_Request:_
Quote every line below exactly and skip any picture.

_Dataset records:_

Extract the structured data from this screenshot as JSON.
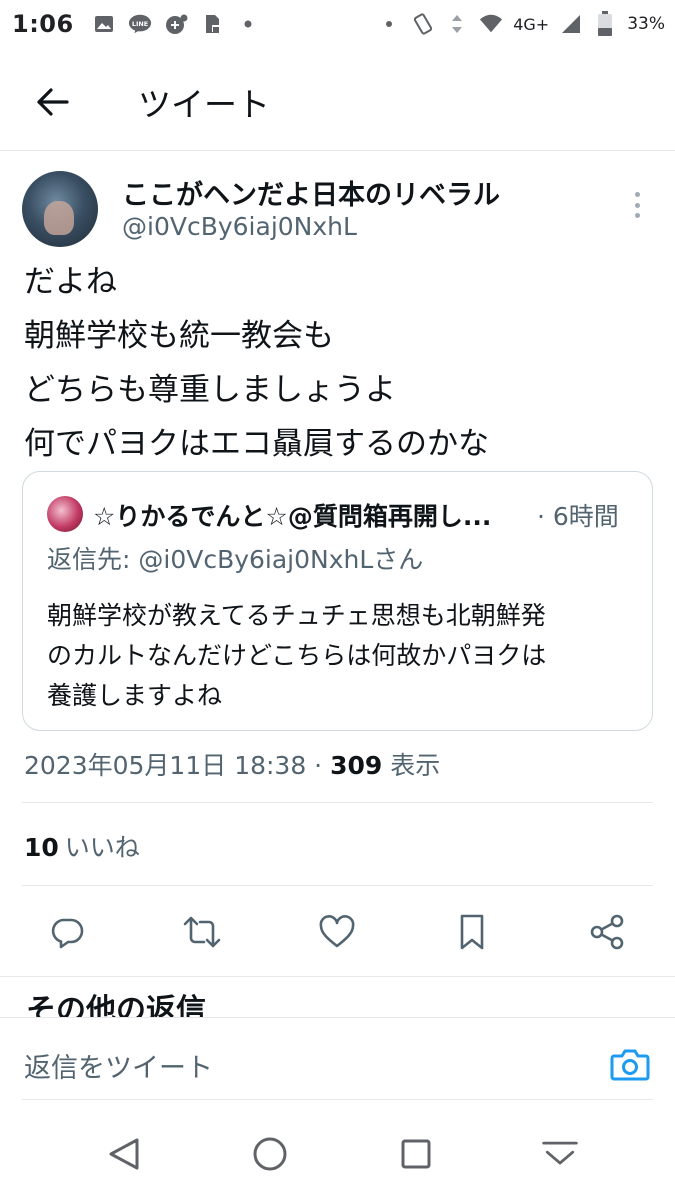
{
  "status_bar": {
    "time": "1:06",
    "network": "4G+",
    "battery": "33%"
  },
  "header": {
    "title": "ツイート"
  },
  "tweet": {
    "display_name": "ここがヘンだよ日本のリベラル",
    "handle": "@i0VcBy6iaj0NxhL",
    "text_lines": [
      "だよね",
      "朝鮮学校も統一教会も",
      "どちらも尊重しましょうよ",
      "何でパヨクはエコ贔屓するのかな"
    ],
    "quote": {
      "name": "☆りかるでんと☆@質問箱再開し...",
      "time": "· 6時間",
      "reply_to": "返信先: @i0VcBy6iaj0NxhLさん",
      "text_lines": [
        "朝鮮学校が教えてるチュチェ思想も北朝鮮発",
        "のカルトなんだけどこちらは何故かパヨクは",
        "養護しますよね"
      ]
    },
    "date": "2023年05月11日 18:38 · ",
    "views_count": "309",
    "views_label": " 表示",
    "likes_count": "10",
    "likes_label": "いいね"
  },
  "more_replies_label": "その他の返信",
  "composer": {
    "placeholder": "返信をツイート"
  },
  "colors": {
    "accent": "#1d9bf0",
    "secondary_text": "#536471",
    "border": "#cfd9de"
  },
  "icons": {
    "actions": [
      "reply-icon",
      "retweet-icon",
      "like-icon",
      "bookmark-icon",
      "share-icon"
    ],
    "nav": [
      "back-triangle-icon",
      "home-circle-icon",
      "recents-square-icon",
      "keyboard-hide-icon"
    ]
  }
}
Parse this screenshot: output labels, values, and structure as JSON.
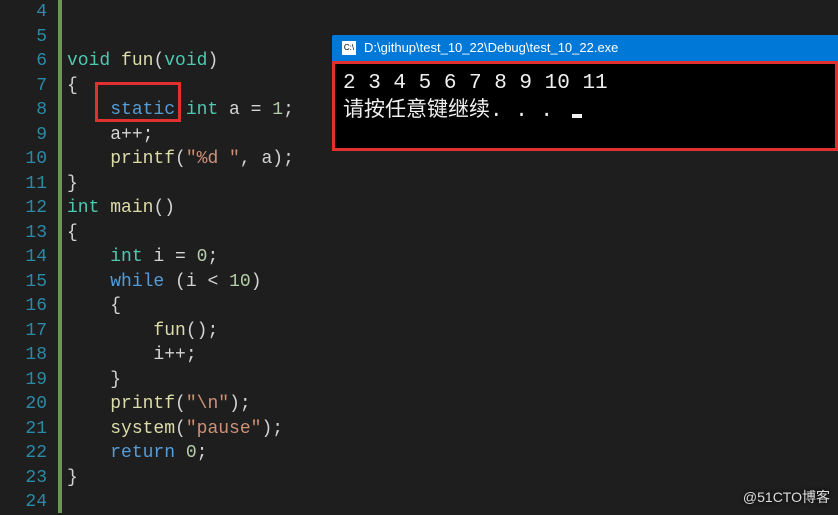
{
  "editor": {
    "lines": [
      {
        "n": 4,
        "tokens": []
      },
      {
        "n": 5,
        "tokens": []
      },
      {
        "n": 6,
        "collapse": true,
        "tokens": [
          {
            "t": "void",
            "c": "tok-type"
          },
          {
            "t": " ",
            "c": ""
          },
          {
            "t": "fun",
            "c": "tok-func"
          },
          {
            "t": "(",
            "c": "tok-punct"
          },
          {
            "t": "void",
            "c": "tok-type"
          },
          {
            "t": ")",
            "c": "tok-punct"
          }
        ]
      },
      {
        "n": 7,
        "tokens": [
          {
            "t": "{",
            "c": "tok-brace"
          }
        ]
      },
      {
        "n": 8,
        "tokens": [
          {
            "t": "    ",
            "c": ""
          },
          {
            "t": "static",
            "c": "tok-keyword"
          },
          {
            "t": " ",
            "c": ""
          },
          {
            "t": "int",
            "c": "tok-type"
          },
          {
            "t": " a ",
            "c": "tok-var"
          },
          {
            "t": "=",
            "c": "tok-op"
          },
          {
            "t": " ",
            "c": ""
          },
          {
            "t": "1",
            "c": "tok-number"
          },
          {
            "t": ";",
            "c": "tok-punct"
          }
        ]
      },
      {
        "n": 9,
        "tokens": [
          {
            "t": "    a",
            "c": "tok-var"
          },
          {
            "t": "++",
            "c": "tok-op"
          },
          {
            "t": ";",
            "c": "tok-punct"
          }
        ]
      },
      {
        "n": 10,
        "tokens": [
          {
            "t": "    ",
            "c": ""
          },
          {
            "t": "printf",
            "c": "tok-func"
          },
          {
            "t": "(",
            "c": "tok-punct"
          },
          {
            "t": "\"%d \"",
            "c": "tok-string"
          },
          {
            "t": ", a",
            "c": "tok-var"
          },
          {
            "t": ")",
            "c": "tok-punct"
          },
          {
            "t": ";",
            "c": "tok-punct"
          }
        ]
      },
      {
        "n": 11,
        "tokens": [
          {
            "t": "}",
            "c": "tok-brace"
          }
        ]
      },
      {
        "n": 12,
        "collapse": true,
        "tokens": [
          {
            "t": "int",
            "c": "tok-type"
          },
          {
            "t": " ",
            "c": ""
          },
          {
            "t": "main",
            "c": "tok-func"
          },
          {
            "t": "()",
            "c": "tok-punct"
          }
        ]
      },
      {
        "n": 13,
        "tokens": [
          {
            "t": "{",
            "c": "tok-brace"
          }
        ]
      },
      {
        "n": 14,
        "tokens": [
          {
            "t": "    ",
            "c": ""
          },
          {
            "t": "int",
            "c": "tok-type"
          },
          {
            "t": " i ",
            "c": "tok-var"
          },
          {
            "t": "=",
            "c": "tok-op"
          },
          {
            "t": " ",
            "c": ""
          },
          {
            "t": "0",
            "c": "tok-number"
          },
          {
            "t": ";",
            "c": "tok-punct"
          }
        ]
      },
      {
        "n": 15,
        "tokens": [
          {
            "t": "    ",
            "c": ""
          },
          {
            "t": "while",
            "c": "tok-keyword"
          },
          {
            "t": " (i ",
            "c": "tok-var"
          },
          {
            "t": "<",
            "c": "tok-op"
          },
          {
            "t": " ",
            "c": ""
          },
          {
            "t": "10",
            "c": "tok-number"
          },
          {
            "t": ")",
            "c": "tok-punct"
          }
        ]
      },
      {
        "n": 16,
        "tokens": [
          {
            "t": "    {",
            "c": "tok-brace"
          }
        ]
      },
      {
        "n": 17,
        "tokens": [
          {
            "t": "        ",
            "c": ""
          },
          {
            "t": "fun",
            "c": "tok-func"
          },
          {
            "t": "()",
            "c": "tok-punct"
          },
          {
            "t": ";",
            "c": "tok-punct"
          }
        ]
      },
      {
        "n": 18,
        "tokens": [
          {
            "t": "        i",
            "c": "tok-var"
          },
          {
            "t": "++",
            "c": "tok-op"
          },
          {
            "t": ";",
            "c": "tok-punct"
          }
        ]
      },
      {
        "n": 19,
        "tokens": [
          {
            "t": "    }",
            "c": "tok-brace"
          }
        ]
      },
      {
        "n": 20,
        "tokens": [
          {
            "t": "    ",
            "c": ""
          },
          {
            "t": "printf",
            "c": "tok-func"
          },
          {
            "t": "(",
            "c": "tok-punct"
          },
          {
            "t": "\"\\n\"",
            "c": "tok-string"
          },
          {
            "t": ")",
            "c": "tok-punct"
          },
          {
            "t": ";",
            "c": "tok-punct"
          }
        ]
      },
      {
        "n": 21,
        "tokens": [
          {
            "t": "    ",
            "c": ""
          },
          {
            "t": "system",
            "c": "tok-func"
          },
          {
            "t": "(",
            "c": "tok-punct"
          },
          {
            "t": "\"pause\"",
            "c": "tok-string"
          },
          {
            "t": ")",
            "c": "tok-punct"
          },
          {
            "t": ";",
            "c": "tok-punct"
          }
        ]
      },
      {
        "n": 22,
        "tokens": [
          {
            "t": "    ",
            "c": ""
          },
          {
            "t": "return",
            "c": "tok-keyword"
          },
          {
            "t": " ",
            "c": ""
          },
          {
            "t": "0",
            "c": "tok-number"
          },
          {
            "t": ";",
            "c": "tok-punct"
          }
        ]
      },
      {
        "n": 23,
        "tokens": [
          {
            "t": "}",
            "c": "tok-brace"
          }
        ]
      },
      {
        "n": 24,
        "tokens": []
      }
    ]
  },
  "console": {
    "title": "D:\\githup\\test_10_22\\Debug\\test_10_22.exe",
    "line1": "2 3 4 5 6 7 8 9 10 11",
    "line2": "请按任意键继续. . . "
  },
  "watermark": "@51CTO博客",
  "icons": {
    "cmd": "C:\\"
  }
}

_Answer for the task:_
Extract the structured data from this screenshot as JSON.
{
  "status_bar": {
    "time": "1:06",
    "network": "4G+",
    "battery": "33%"
  },
  "header": {
    "title": "ツイート"
  },
  "tweet": {
    "display_name": "ここがヘンだよ日本のリベラル",
    "handle": "@i0VcBy6iaj0NxhL",
    "text_lines": [
      "だよね",
      "朝鮮学校も統一教会も",
      "どちらも尊重しましょうよ",
      "何でパヨクはエコ贔屓するのかな"
    ],
    "quote": {
      "name": "☆りかるでんと☆@質問箱再開し...",
      "time": "· 6時間",
      "reply_to": "返信先: @i0VcBy6iaj0NxhLさん",
      "text_lines": [
        "朝鮮学校が教えてるチュチェ思想も北朝鮮発",
        "のカルトなんだけどこちらは何故かパヨクは",
        "養護しますよね"
      ]
    },
    "date": "2023年05月11日 18:38 · ",
    "views_count": "309",
    "views_label": " 表示",
    "likes_count": "10",
    "likes_label": "いいね"
  },
  "more_replies_label": "その他の返信",
  "composer": {
    "placeholder": "返信をツイート"
  },
  "colors": {
    "accent": "#1d9bf0",
    "secondary_text": "#536471",
    "border": "#cfd9de"
  },
  "icons": {
    "actions": [
      "reply-icon",
      "retweet-icon",
      "like-icon",
      "bookmark-icon",
      "share-icon"
    ],
    "nav": [
      "back-triangle-icon",
      "home-circle-icon",
      "recents-square-icon",
      "keyboard-hide-icon"
    ]
  }
}
Parse this screenshot: output labels, values, and structure as JSON.
{
  "editor": {
    "lines": [
      {
        "n": 4,
        "tokens": []
      },
      {
        "n": 5,
        "tokens": []
      },
      {
        "n": 6,
        "collapse": true,
        "tokens": [
          {
            "t": "void",
            "c": "tok-type"
          },
          {
            "t": " ",
            "c": ""
          },
          {
            "t": "fun",
            "c": "tok-func"
          },
          {
            "t": "(",
            "c": "tok-punct"
          },
          {
            "t": "void",
            "c": "tok-type"
          },
          {
            "t": ")",
            "c": "tok-punct"
          }
        ]
      },
      {
        "n": 7,
        "tokens": [
          {
            "t": "{",
            "c": "tok-brace"
          }
        ]
      },
      {
        "n": 8,
        "tokens": [
          {
            "t": "    ",
            "c": ""
          },
          {
            "t": "static",
            "c": "tok-keyword"
          },
          {
            "t": " ",
            "c": ""
          },
          {
            "t": "int",
            "c": "tok-type"
          },
          {
            "t": " a ",
            "c": "tok-var"
          },
          {
            "t": "=",
            "c": "tok-op"
          },
          {
            "t": " ",
            "c": ""
          },
          {
            "t": "1",
            "c": "tok-number"
          },
          {
            "t": ";",
            "c": "tok-punct"
          }
        ]
      },
      {
        "n": 9,
        "tokens": [
          {
            "t": "    a",
            "c": "tok-var"
          },
          {
            "t": "++",
            "c": "tok-op"
          },
          {
            "t": ";",
            "c": "tok-punct"
          }
        ]
      },
      {
        "n": 10,
        "tokens": [
          {
            "t": "    ",
            "c": ""
          },
          {
            "t": "printf",
            "c": "tok-func"
          },
          {
            "t": "(",
            "c": "tok-punct"
          },
          {
            "t": "\"%d \"",
            "c": "tok-string"
          },
          {
            "t": ", a",
            "c": "tok-var"
          },
          {
            "t": ")",
            "c": "tok-punct"
          },
          {
            "t": ";",
            "c": "tok-punct"
          }
        ]
      },
      {
        "n": 11,
        "tokens": [
          {
            "t": "}",
            "c": "tok-brace"
          }
        ]
      },
      {
        "n": 12,
        "collapse": true,
        "tokens": [
          {
            "t": "int",
            "c": "tok-type"
          },
          {
            "t": " ",
            "c": ""
          },
          {
            "t": "main",
            "c": "tok-func"
          },
          {
            "t": "()",
            "c": "tok-punct"
          }
        ]
      },
      {
        "n": 13,
        "tokens": [
          {
            "t": "{",
            "c": "tok-brace"
          }
        ]
      },
      {
        "n": 14,
        "tokens": [
          {
            "t": "    ",
            "c": ""
          },
          {
            "t": "int",
            "c": "tok-type"
          },
          {
            "t": " i ",
            "c": "tok-var"
          },
          {
            "t": "=",
            "c": "tok-op"
          },
          {
            "t": " ",
            "c": ""
          },
          {
            "t": "0",
            "c": "tok-number"
          },
          {
            "t": ";",
            "c": "tok-punct"
          }
        ]
      },
      {
        "n": 15,
        "tokens": [
          {
            "t": "    ",
            "c": ""
          },
          {
            "t": "while",
            "c": "tok-keyword"
          },
          {
            "t": " (i ",
            "c": "tok-var"
          },
          {
            "t": "<",
            "c": "tok-op"
          },
          {
            "t": " ",
            "c": ""
          },
          {
            "t": "10",
            "c": "tok-number"
          },
          {
            "t": ")",
            "c": "tok-punct"
          }
        ]
      },
      {
        "n": 16,
        "tokens": [
          {
            "t": "    {",
            "c": "tok-brace"
          }
        ]
      },
      {
        "n": 17,
        "tokens": [
          {
            "t": "        ",
            "c": ""
          },
          {
            "t": "fun",
            "c": "tok-func"
          },
          {
            "t": "()",
            "c": "tok-punct"
          },
          {
            "t": ";",
            "c": "tok-punct"
          }
        ]
      },
      {
        "n": 18,
        "tokens": [
          {
            "t": "        i",
            "c": "tok-var"
          },
          {
            "t": "++",
            "c": "tok-op"
          },
          {
            "t": ";",
            "c": "tok-punct"
          }
        ]
      },
      {
        "n": 19,
        "tokens": [
          {
            "t": "    }",
            "c": "tok-brace"
          }
        ]
      },
      {
        "n": 20,
        "tokens": [
          {
            "t": "    ",
            "c": ""
          },
          {
            "t": "printf",
            "c": "tok-func"
          },
          {
            "t": "(",
            "c": "tok-punct"
          },
          {
            "t": "\"\\n\"",
            "c": "tok-string"
          },
          {
            "t": ")",
            "c": "tok-punct"
          },
          {
            "t": ";",
            "c": "tok-punct"
          }
        ]
      },
      {
        "n": 21,
        "tokens": [
          {
            "t": "    ",
            "c": ""
          },
          {
            "t": "system",
            "c": "tok-func"
          },
          {
            "t": "(",
            "c": "tok-punct"
          },
          {
            "t": "\"pause\"",
            "c": "tok-string"
          },
          {
            "t": ")",
            "c": "tok-punct"
          },
          {
            "t": ";",
            "c": "tok-punct"
          }
        ]
      },
      {
        "n": 22,
        "tokens": [
          {
            "t": "    ",
            "c": ""
          },
          {
            "t": "return",
            "c": "tok-keyword"
          },
          {
            "t": " ",
            "c": ""
          },
          {
            "t": "0",
            "c": "tok-number"
          },
          {
            "t": ";",
            "c": "tok-punct"
          }
        ]
      },
      {
        "n": 23,
        "tokens": [
          {
            "t": "}",
            "c": "tok-brace"
          }
        ]
      },
      {
        "n": 24,
        "tokens": []
      }
    ]
  },
  "console": {
    "title": "D:\\githup\\test_10_22\\Debug\\test_10_22.exe",
    "line1": "2 3 4 5 6 7 8 9 10 11",
    "line2": "请按任意键继续. . . "
  },
  "watermark": "@51CTO博客",
  "icons": {
    "cmd": "C:\\"
  }
}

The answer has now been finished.